● Objective: Lines holding the string "вместе" are the ones to copy from this listing.

● Supplied records:
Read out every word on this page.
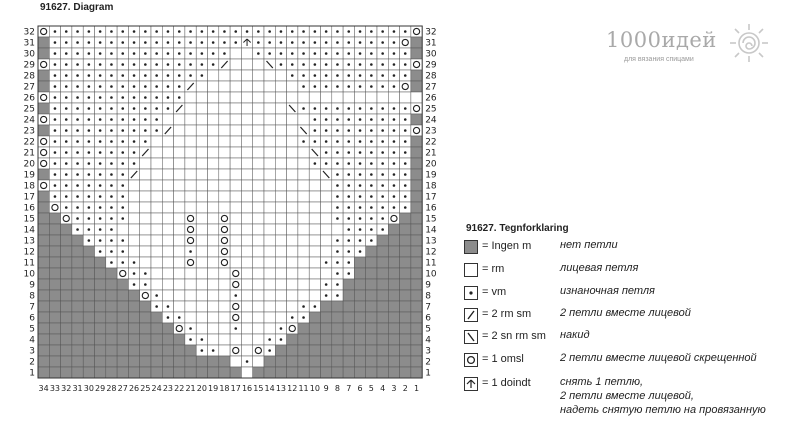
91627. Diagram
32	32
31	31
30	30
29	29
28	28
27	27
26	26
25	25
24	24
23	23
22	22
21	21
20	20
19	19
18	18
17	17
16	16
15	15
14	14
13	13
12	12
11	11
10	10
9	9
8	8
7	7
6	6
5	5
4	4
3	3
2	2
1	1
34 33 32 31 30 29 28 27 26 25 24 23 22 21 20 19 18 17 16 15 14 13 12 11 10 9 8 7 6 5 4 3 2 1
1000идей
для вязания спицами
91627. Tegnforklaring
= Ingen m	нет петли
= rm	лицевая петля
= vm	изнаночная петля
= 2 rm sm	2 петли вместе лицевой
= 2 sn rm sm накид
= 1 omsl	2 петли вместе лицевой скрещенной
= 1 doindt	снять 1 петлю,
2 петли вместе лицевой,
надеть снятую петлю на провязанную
* * *
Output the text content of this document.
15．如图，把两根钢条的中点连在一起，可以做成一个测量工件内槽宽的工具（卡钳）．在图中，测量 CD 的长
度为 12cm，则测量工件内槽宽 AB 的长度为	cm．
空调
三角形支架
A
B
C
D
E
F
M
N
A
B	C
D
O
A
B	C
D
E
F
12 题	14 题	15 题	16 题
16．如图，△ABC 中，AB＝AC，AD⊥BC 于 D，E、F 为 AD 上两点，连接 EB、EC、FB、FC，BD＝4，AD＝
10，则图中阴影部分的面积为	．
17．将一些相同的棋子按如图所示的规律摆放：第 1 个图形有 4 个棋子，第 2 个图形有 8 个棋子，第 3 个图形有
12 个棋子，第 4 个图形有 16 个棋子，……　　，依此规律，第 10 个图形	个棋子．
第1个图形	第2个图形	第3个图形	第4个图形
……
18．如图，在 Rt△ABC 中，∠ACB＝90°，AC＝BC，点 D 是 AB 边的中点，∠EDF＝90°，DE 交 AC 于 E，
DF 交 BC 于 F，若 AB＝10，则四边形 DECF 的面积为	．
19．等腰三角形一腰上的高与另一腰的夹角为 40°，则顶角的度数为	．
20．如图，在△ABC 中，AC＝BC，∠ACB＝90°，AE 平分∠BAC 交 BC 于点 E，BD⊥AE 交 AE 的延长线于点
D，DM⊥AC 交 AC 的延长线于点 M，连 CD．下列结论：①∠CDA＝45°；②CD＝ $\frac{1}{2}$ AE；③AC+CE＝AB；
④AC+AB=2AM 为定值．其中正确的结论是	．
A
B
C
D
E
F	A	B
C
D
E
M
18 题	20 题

● Solution:
= 2 rm sm	2 петли вместе лицевой
= 1 omsl	2 петли вместе лицевой скрещенной
2 петли вместе лицевой,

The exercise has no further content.